This is very tricky to do (as you probably realize), to ensure that someone can't sidestep your authentication.
If you don't care too much if someone can get past it, then an easy way to accomplish what you're trying would be to create a variable tracking login process and don't allow your main thread to start the GUI thread of the main application until the authentication is completed. Something like this would work:
public class MyApp {
private static boolean isAuthenticated;
public static void main( String args[] ) {
isAuthenticated = false;
while( !isAuthenicated ) {
authenticateUser();
try{ Thread.sleep( 200 ); } catch( InterruptedException ie ){ }
}
new JFrame();
// finish rest of GUI code.
}
private static void authenticateUser(){
dialog = new MyAuthenticationDialog();
dialog.show();
if( isValid( dialog.getUsername(), dialog.getPassword() )

### To do
1) Print the stretch of the Java login passage from "This is very" through "of GUI code.", character for character.
2) Proceed with the Java login passage, picking up right after its final line.

### Records from a data collection
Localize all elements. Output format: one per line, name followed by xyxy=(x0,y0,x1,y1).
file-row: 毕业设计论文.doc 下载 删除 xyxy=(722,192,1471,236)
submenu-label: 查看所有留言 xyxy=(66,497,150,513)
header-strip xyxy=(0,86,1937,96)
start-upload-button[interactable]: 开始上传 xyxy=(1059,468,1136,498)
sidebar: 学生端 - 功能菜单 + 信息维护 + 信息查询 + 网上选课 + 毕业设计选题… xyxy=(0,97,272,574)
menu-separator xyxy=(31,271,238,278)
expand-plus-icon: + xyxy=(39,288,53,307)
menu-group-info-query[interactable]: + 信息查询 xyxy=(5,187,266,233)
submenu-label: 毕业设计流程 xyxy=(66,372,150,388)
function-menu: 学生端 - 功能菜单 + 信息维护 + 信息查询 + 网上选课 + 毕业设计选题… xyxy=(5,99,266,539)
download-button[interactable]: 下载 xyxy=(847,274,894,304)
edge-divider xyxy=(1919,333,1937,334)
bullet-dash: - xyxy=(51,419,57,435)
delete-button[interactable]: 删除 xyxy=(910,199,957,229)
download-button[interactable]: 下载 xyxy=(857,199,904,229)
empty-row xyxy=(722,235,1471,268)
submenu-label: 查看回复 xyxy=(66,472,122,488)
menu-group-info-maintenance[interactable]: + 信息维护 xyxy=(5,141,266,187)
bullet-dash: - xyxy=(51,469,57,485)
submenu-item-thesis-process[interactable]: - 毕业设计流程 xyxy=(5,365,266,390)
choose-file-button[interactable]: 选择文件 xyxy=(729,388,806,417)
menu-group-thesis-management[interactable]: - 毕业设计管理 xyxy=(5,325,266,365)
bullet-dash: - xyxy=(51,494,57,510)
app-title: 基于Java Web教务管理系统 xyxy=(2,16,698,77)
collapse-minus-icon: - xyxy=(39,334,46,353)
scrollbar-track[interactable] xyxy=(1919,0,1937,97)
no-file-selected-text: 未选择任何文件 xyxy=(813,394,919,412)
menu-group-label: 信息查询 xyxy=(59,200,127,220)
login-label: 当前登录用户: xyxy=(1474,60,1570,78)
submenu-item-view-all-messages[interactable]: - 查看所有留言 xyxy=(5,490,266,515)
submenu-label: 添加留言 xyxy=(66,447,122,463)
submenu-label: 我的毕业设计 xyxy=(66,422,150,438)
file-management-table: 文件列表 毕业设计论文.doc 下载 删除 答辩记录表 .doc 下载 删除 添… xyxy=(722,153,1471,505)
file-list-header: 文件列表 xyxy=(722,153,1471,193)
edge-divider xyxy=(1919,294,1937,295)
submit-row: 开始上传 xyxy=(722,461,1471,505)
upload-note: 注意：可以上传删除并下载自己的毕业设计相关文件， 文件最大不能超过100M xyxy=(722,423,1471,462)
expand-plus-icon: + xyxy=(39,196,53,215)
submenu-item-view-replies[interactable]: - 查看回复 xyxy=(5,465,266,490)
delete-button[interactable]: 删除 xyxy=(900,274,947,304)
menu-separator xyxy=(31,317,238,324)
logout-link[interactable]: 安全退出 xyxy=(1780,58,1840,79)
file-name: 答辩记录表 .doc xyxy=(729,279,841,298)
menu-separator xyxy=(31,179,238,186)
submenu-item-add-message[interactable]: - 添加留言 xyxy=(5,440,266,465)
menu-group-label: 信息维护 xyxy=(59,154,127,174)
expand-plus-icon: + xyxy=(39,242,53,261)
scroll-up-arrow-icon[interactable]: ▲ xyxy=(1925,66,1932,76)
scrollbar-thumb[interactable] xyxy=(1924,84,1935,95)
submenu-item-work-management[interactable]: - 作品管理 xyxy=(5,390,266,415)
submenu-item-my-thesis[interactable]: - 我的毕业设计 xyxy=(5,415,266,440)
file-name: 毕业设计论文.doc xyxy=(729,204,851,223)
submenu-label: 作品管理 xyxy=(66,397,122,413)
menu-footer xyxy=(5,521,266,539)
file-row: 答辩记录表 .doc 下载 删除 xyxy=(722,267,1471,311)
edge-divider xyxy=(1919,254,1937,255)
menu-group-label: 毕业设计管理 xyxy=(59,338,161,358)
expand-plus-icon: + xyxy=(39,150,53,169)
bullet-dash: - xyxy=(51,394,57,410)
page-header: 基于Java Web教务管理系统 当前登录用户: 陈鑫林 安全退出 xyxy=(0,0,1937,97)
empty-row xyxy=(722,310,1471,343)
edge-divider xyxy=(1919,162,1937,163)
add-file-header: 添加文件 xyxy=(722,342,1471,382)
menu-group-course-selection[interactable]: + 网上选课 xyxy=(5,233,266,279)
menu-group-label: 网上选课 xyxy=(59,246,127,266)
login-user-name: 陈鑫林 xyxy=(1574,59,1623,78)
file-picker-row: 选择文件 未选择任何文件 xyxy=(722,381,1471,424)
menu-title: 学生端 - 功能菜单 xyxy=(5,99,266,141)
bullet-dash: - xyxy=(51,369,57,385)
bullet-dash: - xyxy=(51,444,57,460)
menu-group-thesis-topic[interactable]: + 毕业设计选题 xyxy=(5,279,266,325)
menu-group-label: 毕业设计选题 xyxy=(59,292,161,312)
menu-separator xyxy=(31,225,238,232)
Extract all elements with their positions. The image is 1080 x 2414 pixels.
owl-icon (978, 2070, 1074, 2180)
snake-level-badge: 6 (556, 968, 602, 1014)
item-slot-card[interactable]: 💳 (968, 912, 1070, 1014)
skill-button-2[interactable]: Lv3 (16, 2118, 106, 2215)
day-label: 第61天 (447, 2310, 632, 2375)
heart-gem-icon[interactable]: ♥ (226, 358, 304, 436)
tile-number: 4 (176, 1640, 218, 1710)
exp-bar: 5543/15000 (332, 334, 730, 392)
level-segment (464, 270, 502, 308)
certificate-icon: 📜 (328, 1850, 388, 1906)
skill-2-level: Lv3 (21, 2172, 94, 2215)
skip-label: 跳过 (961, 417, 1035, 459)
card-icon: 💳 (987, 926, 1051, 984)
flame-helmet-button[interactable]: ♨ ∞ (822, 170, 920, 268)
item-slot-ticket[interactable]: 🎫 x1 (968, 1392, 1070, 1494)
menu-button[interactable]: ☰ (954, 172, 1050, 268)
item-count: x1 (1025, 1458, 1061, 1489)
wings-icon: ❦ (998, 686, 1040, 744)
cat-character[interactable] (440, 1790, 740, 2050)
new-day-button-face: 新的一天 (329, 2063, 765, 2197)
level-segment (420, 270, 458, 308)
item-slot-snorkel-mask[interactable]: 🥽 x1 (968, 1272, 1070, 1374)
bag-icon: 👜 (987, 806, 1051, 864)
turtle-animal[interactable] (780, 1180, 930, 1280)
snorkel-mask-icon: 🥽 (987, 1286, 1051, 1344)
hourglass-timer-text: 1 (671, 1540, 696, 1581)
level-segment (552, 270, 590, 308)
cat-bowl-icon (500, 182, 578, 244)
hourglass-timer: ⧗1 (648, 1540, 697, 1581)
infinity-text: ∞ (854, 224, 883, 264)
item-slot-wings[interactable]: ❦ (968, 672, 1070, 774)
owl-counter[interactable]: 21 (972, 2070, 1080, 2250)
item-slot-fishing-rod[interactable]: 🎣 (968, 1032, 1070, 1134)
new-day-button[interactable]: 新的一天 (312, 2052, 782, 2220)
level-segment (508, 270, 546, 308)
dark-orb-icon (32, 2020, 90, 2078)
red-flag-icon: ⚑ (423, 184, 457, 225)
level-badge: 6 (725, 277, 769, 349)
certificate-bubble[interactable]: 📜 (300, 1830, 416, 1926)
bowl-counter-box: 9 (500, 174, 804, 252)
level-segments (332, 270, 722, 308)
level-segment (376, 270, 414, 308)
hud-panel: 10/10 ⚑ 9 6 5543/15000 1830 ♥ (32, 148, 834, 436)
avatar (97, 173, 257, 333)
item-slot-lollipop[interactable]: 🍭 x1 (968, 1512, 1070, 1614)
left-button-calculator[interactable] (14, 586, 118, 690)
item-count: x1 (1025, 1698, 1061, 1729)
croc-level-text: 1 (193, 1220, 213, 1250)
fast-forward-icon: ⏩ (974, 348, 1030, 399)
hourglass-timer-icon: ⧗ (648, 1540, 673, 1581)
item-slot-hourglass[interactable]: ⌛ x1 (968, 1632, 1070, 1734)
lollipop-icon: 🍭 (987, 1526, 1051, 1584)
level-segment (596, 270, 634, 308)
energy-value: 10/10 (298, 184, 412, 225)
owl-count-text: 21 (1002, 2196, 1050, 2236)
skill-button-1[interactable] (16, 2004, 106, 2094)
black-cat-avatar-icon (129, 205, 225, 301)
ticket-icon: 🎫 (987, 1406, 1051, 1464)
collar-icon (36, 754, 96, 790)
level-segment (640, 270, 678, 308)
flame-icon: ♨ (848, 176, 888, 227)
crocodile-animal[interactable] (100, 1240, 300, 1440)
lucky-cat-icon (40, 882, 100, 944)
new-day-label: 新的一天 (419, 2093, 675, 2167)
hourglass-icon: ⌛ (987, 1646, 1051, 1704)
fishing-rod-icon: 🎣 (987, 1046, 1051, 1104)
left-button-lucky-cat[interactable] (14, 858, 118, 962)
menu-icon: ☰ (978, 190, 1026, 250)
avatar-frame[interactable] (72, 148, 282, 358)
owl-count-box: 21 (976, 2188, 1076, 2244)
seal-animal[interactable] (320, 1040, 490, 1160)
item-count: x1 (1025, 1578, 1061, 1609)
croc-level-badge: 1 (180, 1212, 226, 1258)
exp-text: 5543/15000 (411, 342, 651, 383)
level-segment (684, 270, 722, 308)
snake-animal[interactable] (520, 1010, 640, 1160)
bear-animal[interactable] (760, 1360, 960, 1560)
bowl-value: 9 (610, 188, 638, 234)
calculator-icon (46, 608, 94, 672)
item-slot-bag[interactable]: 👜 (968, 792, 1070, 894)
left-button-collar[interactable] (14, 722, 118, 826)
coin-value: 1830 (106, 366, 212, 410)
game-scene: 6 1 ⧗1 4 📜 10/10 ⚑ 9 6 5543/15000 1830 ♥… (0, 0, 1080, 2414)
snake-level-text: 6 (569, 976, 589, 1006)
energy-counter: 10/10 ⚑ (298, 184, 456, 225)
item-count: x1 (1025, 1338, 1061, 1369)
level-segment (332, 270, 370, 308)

### Per-task answers
1)
This is very tricky to do (as you probably realize), to ensure that someone can't sidestep your authentication.
If you don't care too much if someone can get past it, then an easy way to accomplish what you're trying would be to create a variable tracking login process and don't allow your main thread to start the GUI thread of the main application until the authentication is completed. Something like this would work:
public class MyApp {
private static boolean isAuthenticated;
public static void main( String args[] ) {
isAuthenticated = false;
while( !isAuthenicated ) {
authenticateUser();
try{ Thread.sleep( 200 ); } catch( InterruptedException ie ){ }
}
new JFrame();
// finish rest of GUI code.

2)
isAuthenticated = true;
else
isAuthenticated = false;
}
}
If you care whether this can be reverse engineered however (this example would be trivial for me to RE), then you will need to have some encrypted value that uses the correct username and password as a key. Hash these together into a SHA-256 key and encrypt the value. Note that an RE could still bypass this but it will take more effort, especially if you repeatedly check that you can decrypt the value with the user provided credentials in random spots all through your code. Don't use a single function for it otherwise the RE need only patch that one function and his job is easy. At the end of the day you don't have control over the client so no solution will be perfect. These are some ideas. Also run your final code through a Java obfuscator.